> **What needs to be done**
Retype all of the listing exactly, passing over any picture you find.

> **Extracted records**
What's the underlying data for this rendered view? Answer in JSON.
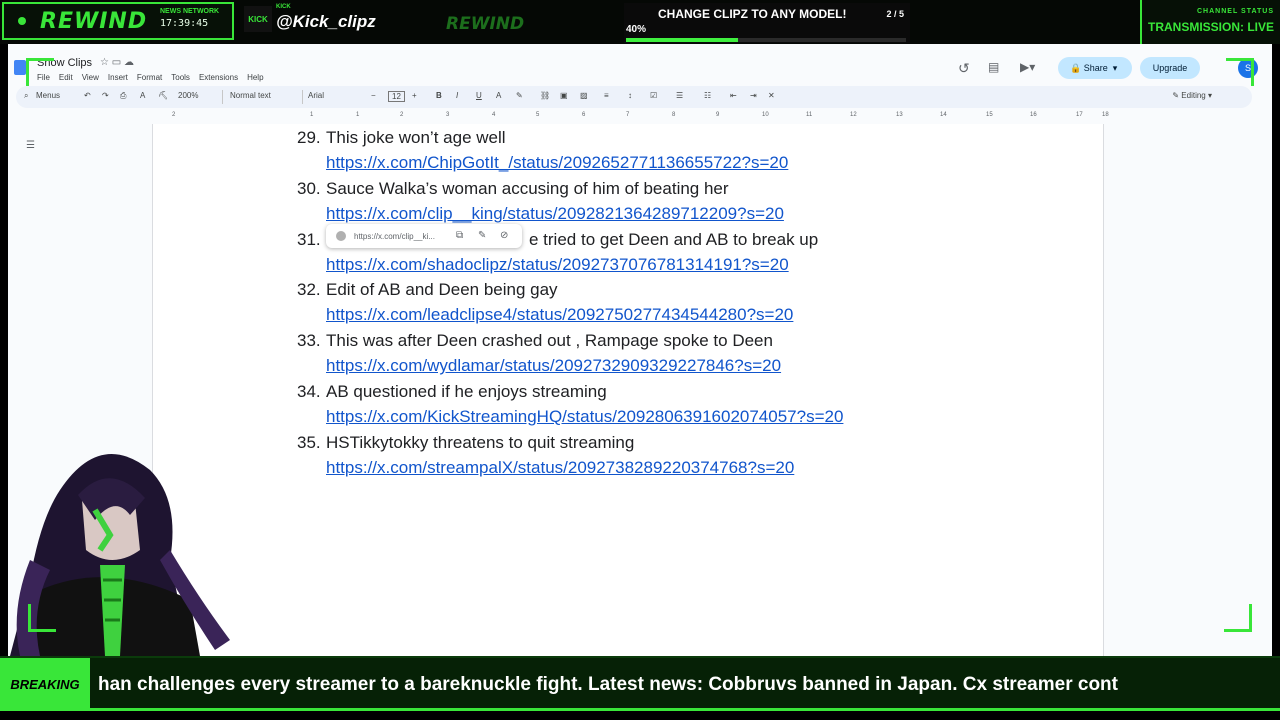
{
  "overlay": {
    "logo": "REWIND",
    "network": "NEWS NETWORK",
    "clock": "17:39:45",
    "kick_badge": "KICK",
    "kick_sub": "KICK",
    "handle": "@Kick_clipz",
    "ghost_logo": "REWIND",
    "challenge": {
      "title": "CHANGE CLIPZ TO ANY MODEL!",
      "count": "2 / 5",
      "percent_label": "40%",
      "progress": 0.4
    },
    "status_label": "CHANNEL STATUS",
    "status_value": "TRANSMISSION: LIVE",
    "accent": "#39e639"
  },
  "docs": {
    "title": "Show Clips",
    "menu": [
      "File",
      "Edit",
      "View",
      "Insert",
      "Format",
      "Tools",
      "Extensions",
      "Help"
    ],
    "share_label": "Share",
    "upgrade_label": "Upgrade",
    "avatar_initial": "S",
    "toolbar": {
      "menus": "Menus",
      "zoom": "200%",
      "style": "Normal text",
      "font": "Arial",
      "size": "12",
      "mode": "Editing"
    },
    "ruler": [
      "2",
      "1",
      "1",
      "2",
      "3",
      "4",
      "5",
      "6",
      "7",
      "8",
      "9",
      "10",
      "11",
      "12",
      "13",
      "14",
      "15",
      "16",
      "17",
      "18"
    ],
    "entries": [
      {
        "num": "29.",
        "title": "This joke won’t age well",
        "link": "https://x.com/ChipGotIt_/status/2092652771136655722?s=20"
      },
      {
        "num": "30.",
        "title": "Sauce Walka’s woman accusing of him of beating her",
        "link": "https://x.com/clip__king/status/2092821364289712209?s=20"
      },
      {
        "num": "31.",
        "title": "e tried to get Deen and AB to break up",
        "link": "https://x.com/shadoclipz/status/2092737076781314191?s=20"
      },
      {
        "num": "32.",
        "title": "Edit of AB and Deen being gay",
        "link": "https://x.com/leadclipse4/status/2092750277434544280?s=20"
      },
      {
        "num": "33.",
        "title": "This was after Deen crashed out , Rampage spoke to Deen",
        "link": "https://x.com/wydlamar/status/2092732909329227846?s=20"
      },
      {
        "num": "34.",
        "title": "AB questioned if he enjoys streaming",
        "link": "https://x.com/KickStreamingHQ/status/2092806391602074057?s=20"
      },
      {
        "num": "35.",
        "title": "HSTikkytokky threatens to quit streaming",
        "link": "https://x.com/streampalX/status/2092738289220374768?s=20"
      }
    ],
    "link_popup": {
      "url": "https://x.com/clip__ki..."
    },
    "link_color": "#1155cc"
  },
  "ticker": {
    "label": "BREAKING",
    "text": "han challenges every streamer to a bareknuckle fight. Latest news: Cobbruvs banned in Japan. Cx streamer cont"
  }
}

> **Finished task**
What's the underlying data for this rendered view? Answer in JSON.
{
  "overlay": {
    "logo": "REWIND",
    "network": "NEWS NETWORK",
    "clock": "17:39:45",
    "kick_badge": "KICK",
    "kick_sub": "KICK",
    "handle": "@Kick_clipz",
    "ghost_logo": "REWIND",
    "challenge": {
      "title": "CHANGE CLIPZ TO ANY MODEL!",
      "count": "2 / 5",
      "percent_label": "40%",
      "progress": 0.4
    },
    "status_label": "CHANNEL STATUS",
    "status_value": "TRANSMISSION: LIVE",
    "accent": "#39e639"
  },
  "docs": {
    "title": "Show Clips",
    "menu": [
      "File",
      "Edit",
      "View",
      "Insert",
      "Format",
      "Tools",
      "Extensions",
      "Help"
    ],
    "share_label": "Share",
    "upgrade_label": "Upgrade",
    "avatar_initial": "S",
    "toolbar": {
      "menus": "Menus",
      "zoom": "200%",
      "style": "Normal text",
      "font": "Arial",
      "size": "12",
      "mode": "Editing"
    },
    "ruler": [
      "2",
      "1",
      "1",
      "2",
      "3",
      "4",
      "5",
      "6",
      "7",
      "8",
      "9",
      "10",
      "11",
      "12",
      "13",
      "14",
      "15",
      "16",
      "17",
      "18"
    ],
    "entries": [
      {
        "num": "29.",
        "title": "This joke won’t age well",
        "link": "https://x.com/ChipGotIt_/status/2092652771136655722?s=20"
      },
      {
        "num": "30.",
        "title": "Sauce Walka’s woman accusing of him of beating her",
        "link": "https://x.com/clip__king/status/2092821364289712209?s=20"
      },
      {
        "num": "31.",
        "title": "e tried to get Deen and AB to break up",
        "link": "https://x.com/shadoclipz/status/2092737076781314191?s=20"
      },
      {
        "num": "32.",
        "title": "Edit of AB and Deen being gay",
        "link": "https://x.com/leadclipse4/status/2092750277434544280?s=20"
      },
      {
        "num": "33.",
        "title": "This was after Deen crashed out , Rampage spoke to Deen",
        "link": "https://x.com/wydlamar/status/2092732909329227846?s=20"
      },
      {
        "num": "34.",
        "title": "AB questioned if he enjoys streaming",
        "link": "https://x.com/KickStreamingHQ/status/2092806391602074057?s=20"
      },
      {
        "num": "35.",
        "title": "HSTikkytokky threatens to quit streaming",
        "link": "https://x.com/streampalX/status/2092738289220374768?s=20"
      }
    ],
    "link_popup": {
      "url": "https://x.com/clip__ki..."
    },
    "link_color": "#1155cc"
  },
  "ticker": {
    "label": "BREAKING",
    "text": "han challenges every streamer to a bareknuckle fight. Latest news: Cobbruvs banned in Japan. Cx streamer cont"
  }
}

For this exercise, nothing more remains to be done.